> How to complete this task:
Only a number is expected: how many lines in the entries that follow contain the word "instructions"?

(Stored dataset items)
-*-

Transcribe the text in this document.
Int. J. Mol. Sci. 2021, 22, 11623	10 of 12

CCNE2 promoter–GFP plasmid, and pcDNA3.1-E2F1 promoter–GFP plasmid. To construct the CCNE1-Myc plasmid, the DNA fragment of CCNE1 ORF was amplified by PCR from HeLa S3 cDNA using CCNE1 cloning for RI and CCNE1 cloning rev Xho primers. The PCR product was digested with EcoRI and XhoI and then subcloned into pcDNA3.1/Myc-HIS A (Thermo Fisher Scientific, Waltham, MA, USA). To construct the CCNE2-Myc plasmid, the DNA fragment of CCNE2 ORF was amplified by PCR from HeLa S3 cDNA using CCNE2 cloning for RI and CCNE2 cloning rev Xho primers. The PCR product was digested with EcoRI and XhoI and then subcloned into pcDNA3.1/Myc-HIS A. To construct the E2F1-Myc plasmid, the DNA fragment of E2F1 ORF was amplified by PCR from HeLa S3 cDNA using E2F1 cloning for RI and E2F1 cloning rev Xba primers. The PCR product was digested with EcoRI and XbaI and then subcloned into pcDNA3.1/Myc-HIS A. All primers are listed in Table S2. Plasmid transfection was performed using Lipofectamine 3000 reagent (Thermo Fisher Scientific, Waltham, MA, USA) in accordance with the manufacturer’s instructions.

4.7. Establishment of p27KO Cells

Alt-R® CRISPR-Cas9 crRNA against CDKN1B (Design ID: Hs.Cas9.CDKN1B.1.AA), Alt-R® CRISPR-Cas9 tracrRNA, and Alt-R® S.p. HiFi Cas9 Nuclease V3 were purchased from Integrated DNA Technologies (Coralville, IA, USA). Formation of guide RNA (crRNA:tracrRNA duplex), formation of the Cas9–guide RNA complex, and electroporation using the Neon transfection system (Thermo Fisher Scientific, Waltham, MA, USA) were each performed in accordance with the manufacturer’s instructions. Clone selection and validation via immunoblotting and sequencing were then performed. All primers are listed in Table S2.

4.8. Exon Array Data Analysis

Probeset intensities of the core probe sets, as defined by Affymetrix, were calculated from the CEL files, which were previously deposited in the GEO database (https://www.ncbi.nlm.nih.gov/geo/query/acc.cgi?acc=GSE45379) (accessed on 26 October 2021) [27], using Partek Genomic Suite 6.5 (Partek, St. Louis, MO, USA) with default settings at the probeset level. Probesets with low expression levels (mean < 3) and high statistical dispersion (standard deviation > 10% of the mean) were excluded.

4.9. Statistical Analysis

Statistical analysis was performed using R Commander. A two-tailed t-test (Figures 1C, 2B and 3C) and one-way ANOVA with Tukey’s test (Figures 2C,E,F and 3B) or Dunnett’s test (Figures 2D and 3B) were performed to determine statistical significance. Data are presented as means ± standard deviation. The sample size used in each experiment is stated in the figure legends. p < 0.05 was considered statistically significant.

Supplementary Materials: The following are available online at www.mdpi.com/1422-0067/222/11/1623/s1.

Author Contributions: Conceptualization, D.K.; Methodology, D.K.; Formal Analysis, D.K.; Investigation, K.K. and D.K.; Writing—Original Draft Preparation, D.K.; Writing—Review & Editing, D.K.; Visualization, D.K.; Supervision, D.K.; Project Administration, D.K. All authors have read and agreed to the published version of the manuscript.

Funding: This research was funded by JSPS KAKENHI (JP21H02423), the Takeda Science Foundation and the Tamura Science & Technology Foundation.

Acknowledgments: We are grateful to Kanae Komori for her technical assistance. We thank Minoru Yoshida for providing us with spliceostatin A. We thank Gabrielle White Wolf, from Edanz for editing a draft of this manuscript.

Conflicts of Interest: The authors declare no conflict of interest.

-*-

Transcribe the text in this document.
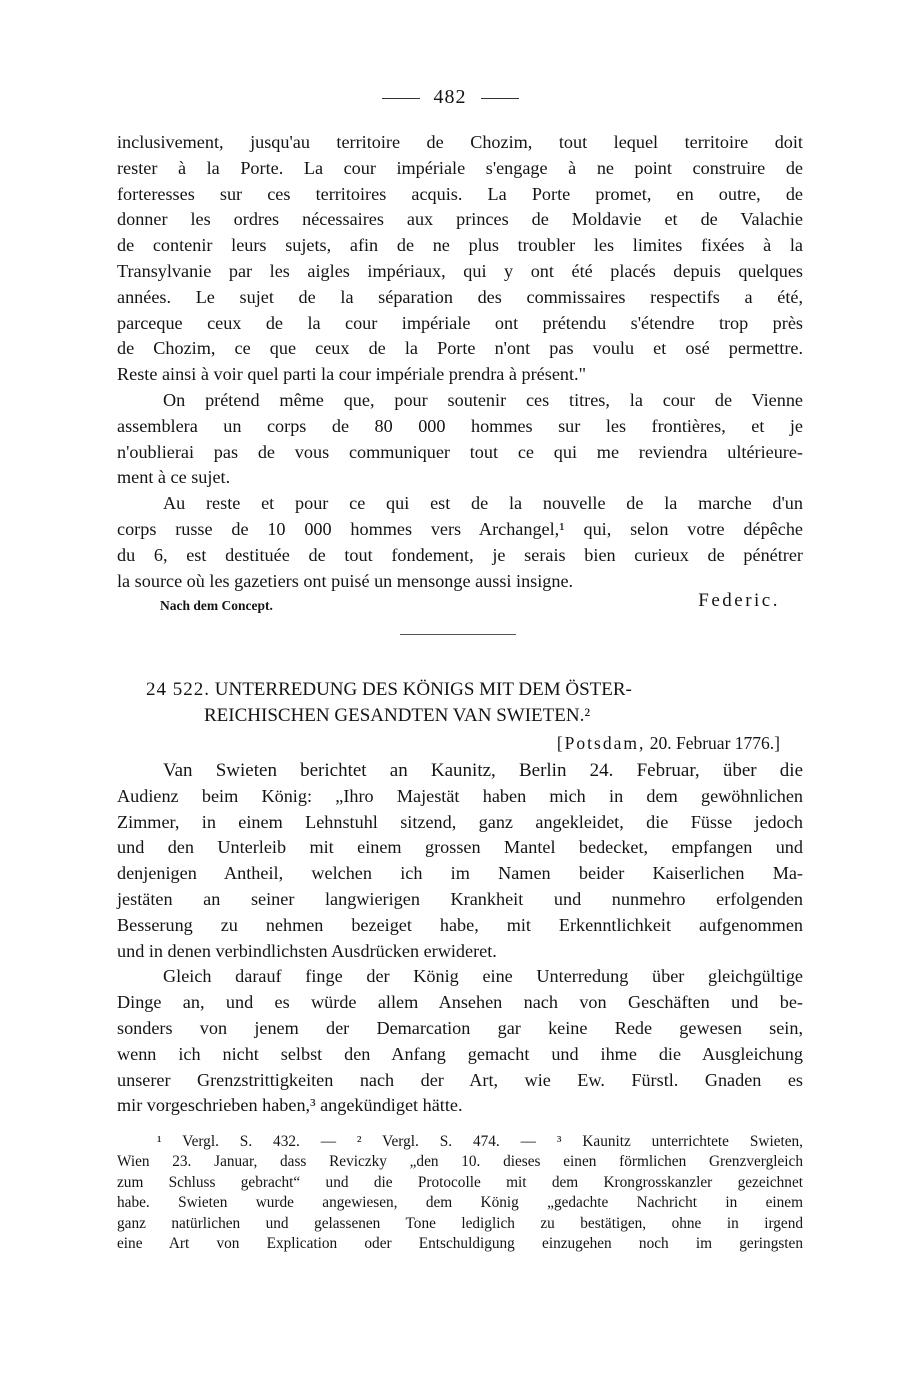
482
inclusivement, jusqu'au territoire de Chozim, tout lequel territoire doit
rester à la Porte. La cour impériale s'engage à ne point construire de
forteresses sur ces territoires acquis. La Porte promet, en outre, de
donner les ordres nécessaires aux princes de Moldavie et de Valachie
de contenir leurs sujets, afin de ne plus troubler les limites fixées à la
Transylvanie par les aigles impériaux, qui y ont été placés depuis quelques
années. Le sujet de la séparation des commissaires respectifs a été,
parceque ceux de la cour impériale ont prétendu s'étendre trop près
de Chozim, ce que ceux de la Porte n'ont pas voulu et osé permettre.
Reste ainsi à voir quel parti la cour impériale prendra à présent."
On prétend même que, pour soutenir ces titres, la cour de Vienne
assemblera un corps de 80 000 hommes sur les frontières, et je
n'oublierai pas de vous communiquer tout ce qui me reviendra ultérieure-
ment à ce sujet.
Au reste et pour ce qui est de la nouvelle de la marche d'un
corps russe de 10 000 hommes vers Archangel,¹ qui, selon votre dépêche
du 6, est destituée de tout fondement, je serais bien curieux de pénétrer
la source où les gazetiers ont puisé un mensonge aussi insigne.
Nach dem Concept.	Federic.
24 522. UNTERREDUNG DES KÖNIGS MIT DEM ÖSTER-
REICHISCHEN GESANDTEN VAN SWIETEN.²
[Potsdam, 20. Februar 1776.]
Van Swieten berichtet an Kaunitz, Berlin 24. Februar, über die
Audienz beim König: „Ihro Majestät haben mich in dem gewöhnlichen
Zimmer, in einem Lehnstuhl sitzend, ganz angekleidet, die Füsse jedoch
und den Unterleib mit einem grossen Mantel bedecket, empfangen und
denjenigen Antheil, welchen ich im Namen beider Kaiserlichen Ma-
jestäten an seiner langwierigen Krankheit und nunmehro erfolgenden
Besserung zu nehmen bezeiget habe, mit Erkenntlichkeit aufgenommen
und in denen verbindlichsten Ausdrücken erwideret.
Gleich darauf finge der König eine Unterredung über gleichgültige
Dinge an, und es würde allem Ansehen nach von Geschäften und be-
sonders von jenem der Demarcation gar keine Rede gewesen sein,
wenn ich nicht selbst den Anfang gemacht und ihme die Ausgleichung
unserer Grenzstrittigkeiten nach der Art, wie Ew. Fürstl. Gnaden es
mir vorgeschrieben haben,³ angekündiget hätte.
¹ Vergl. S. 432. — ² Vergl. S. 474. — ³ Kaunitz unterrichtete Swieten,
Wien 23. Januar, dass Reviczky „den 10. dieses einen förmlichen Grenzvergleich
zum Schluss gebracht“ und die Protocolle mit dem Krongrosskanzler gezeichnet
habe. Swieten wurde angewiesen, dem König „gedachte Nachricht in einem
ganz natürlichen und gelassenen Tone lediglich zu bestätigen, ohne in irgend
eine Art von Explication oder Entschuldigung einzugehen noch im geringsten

-*-

> Answer to this task:
2